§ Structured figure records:
* * *
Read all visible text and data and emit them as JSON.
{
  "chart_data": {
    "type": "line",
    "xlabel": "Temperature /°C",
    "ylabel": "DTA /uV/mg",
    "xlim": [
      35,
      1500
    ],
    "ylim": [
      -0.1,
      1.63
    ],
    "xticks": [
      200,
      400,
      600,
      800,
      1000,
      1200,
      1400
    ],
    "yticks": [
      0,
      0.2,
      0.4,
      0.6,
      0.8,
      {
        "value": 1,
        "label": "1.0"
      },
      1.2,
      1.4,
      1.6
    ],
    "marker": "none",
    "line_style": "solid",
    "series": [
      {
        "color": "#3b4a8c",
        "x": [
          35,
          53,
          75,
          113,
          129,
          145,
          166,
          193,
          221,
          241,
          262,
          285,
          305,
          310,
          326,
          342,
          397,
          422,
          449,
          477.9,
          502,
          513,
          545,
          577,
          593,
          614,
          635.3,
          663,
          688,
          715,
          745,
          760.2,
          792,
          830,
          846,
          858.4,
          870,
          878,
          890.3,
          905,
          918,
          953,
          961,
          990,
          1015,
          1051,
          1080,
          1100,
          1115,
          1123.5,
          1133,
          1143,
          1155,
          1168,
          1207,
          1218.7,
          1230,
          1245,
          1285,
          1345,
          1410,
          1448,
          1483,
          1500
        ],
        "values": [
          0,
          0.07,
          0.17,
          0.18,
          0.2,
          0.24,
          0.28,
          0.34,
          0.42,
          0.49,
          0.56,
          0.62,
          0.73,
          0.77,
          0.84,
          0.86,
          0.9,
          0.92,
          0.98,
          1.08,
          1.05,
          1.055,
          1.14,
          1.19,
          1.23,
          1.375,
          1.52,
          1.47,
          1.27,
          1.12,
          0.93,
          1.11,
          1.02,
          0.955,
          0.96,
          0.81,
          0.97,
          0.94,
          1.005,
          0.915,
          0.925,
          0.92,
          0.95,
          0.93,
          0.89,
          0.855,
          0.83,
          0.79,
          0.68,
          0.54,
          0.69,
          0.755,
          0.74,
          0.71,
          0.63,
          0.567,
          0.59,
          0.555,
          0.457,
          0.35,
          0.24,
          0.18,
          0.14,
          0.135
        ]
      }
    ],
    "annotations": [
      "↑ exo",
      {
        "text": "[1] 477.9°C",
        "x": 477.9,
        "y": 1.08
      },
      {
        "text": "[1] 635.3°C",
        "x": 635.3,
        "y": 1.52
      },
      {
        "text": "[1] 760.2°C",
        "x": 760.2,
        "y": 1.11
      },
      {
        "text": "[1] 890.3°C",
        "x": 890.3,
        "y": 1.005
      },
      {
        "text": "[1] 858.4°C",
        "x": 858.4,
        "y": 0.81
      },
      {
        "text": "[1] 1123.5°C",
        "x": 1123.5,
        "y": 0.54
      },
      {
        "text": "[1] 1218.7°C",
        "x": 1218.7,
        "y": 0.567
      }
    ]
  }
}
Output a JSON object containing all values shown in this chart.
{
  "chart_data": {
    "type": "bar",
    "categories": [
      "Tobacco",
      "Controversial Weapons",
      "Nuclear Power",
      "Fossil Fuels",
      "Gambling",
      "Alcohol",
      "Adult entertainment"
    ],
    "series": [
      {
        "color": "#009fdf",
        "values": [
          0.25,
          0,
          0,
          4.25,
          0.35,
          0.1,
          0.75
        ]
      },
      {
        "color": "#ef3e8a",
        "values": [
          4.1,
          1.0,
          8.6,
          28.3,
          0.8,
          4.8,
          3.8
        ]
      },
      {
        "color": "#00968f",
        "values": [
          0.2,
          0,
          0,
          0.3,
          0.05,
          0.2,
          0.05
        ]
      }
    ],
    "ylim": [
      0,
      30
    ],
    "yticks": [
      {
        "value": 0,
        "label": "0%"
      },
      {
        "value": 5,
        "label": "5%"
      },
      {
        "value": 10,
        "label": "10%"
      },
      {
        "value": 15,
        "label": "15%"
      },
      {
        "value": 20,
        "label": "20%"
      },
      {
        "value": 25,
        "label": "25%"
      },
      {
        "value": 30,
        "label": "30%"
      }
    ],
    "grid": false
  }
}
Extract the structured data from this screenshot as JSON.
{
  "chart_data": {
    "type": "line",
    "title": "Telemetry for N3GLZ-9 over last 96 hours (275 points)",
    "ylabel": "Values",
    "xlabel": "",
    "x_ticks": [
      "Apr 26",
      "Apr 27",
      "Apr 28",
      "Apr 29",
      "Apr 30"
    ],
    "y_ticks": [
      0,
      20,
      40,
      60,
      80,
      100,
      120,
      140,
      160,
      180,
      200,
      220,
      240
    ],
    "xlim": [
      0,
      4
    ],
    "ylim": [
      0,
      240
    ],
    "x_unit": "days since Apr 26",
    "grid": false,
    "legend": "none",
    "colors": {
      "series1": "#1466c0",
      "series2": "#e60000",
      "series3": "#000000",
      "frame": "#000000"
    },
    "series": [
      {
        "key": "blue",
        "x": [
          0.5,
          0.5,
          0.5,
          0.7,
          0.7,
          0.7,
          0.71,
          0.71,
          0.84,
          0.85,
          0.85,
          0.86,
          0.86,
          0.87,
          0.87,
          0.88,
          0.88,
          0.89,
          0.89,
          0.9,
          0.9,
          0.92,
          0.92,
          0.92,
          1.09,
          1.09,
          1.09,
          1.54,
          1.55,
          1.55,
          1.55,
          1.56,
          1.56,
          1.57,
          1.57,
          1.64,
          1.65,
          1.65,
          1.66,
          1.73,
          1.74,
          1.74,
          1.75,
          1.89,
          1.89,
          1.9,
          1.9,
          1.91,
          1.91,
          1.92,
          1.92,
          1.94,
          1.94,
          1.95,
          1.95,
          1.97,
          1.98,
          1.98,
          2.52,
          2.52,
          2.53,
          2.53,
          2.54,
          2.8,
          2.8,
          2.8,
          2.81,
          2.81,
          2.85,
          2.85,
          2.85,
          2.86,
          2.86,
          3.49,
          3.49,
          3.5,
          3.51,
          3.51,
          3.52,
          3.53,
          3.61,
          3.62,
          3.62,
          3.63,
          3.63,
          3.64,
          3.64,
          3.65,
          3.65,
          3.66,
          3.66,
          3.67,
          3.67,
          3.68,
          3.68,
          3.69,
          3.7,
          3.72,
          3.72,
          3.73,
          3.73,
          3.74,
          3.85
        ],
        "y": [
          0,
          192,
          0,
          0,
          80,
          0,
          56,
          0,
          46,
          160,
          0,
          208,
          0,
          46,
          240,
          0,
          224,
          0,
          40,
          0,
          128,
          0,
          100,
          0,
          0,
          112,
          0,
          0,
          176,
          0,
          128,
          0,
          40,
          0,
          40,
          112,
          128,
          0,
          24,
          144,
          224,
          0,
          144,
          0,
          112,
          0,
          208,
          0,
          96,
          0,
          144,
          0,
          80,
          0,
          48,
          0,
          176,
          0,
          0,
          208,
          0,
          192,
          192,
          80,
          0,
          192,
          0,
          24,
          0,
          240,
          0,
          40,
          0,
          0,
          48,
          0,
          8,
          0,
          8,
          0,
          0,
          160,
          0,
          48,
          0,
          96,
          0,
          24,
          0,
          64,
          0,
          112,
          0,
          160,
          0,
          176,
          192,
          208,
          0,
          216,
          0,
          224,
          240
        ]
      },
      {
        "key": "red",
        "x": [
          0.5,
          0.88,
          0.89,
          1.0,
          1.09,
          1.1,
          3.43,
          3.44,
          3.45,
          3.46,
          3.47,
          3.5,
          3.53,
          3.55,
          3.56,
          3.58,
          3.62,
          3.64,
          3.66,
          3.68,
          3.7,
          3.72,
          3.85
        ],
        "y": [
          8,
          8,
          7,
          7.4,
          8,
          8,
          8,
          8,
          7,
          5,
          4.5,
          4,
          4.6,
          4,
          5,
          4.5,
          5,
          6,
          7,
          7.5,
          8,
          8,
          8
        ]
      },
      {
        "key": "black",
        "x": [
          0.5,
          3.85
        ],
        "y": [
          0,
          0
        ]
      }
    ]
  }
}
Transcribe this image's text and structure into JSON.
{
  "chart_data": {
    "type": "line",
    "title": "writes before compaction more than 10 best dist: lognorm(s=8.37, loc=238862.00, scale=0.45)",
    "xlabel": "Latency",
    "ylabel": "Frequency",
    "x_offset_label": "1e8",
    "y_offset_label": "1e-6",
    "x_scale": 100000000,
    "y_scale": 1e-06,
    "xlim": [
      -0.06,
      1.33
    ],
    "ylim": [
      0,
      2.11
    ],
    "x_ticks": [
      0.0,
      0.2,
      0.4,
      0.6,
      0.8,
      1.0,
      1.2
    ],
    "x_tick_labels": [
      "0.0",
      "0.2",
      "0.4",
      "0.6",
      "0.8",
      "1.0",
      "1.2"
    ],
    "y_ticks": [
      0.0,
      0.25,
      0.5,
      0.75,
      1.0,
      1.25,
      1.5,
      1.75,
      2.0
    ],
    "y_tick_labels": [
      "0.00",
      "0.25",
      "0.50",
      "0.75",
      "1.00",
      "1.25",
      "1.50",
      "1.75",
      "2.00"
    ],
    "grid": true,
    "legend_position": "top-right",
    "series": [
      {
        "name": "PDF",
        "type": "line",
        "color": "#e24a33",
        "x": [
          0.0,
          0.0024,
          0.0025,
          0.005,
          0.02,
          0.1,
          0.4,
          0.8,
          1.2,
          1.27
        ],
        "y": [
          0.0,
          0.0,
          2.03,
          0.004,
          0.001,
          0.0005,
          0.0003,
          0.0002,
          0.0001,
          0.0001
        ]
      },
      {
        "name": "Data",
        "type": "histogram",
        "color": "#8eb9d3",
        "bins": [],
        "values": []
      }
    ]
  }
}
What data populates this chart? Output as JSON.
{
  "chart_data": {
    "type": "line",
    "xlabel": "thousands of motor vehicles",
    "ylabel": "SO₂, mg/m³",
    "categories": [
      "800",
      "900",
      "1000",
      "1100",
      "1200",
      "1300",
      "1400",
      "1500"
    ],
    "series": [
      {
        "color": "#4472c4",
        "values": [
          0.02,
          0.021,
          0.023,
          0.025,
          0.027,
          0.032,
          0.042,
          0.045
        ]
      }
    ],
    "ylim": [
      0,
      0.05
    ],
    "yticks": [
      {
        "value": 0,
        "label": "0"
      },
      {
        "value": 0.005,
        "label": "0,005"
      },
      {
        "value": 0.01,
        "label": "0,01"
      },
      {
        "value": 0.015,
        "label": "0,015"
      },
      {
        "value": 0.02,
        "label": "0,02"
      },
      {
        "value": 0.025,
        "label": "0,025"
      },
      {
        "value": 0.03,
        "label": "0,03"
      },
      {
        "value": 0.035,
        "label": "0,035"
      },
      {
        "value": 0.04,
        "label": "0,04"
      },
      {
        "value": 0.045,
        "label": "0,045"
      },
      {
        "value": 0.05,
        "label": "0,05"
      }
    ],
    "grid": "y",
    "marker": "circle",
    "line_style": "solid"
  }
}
* * *
§ WORK REQUIRED:
Find the word "this" in the entries, and copy every line it shows up in.

§ OUTPUT OF THE TASK:
Output a JSON object containing all values shown in this chart.
Extract the structured data from this screenshot as JSON.
Transcribe this image's text and structure into JSON.
What data populates this chart? Output as JSON.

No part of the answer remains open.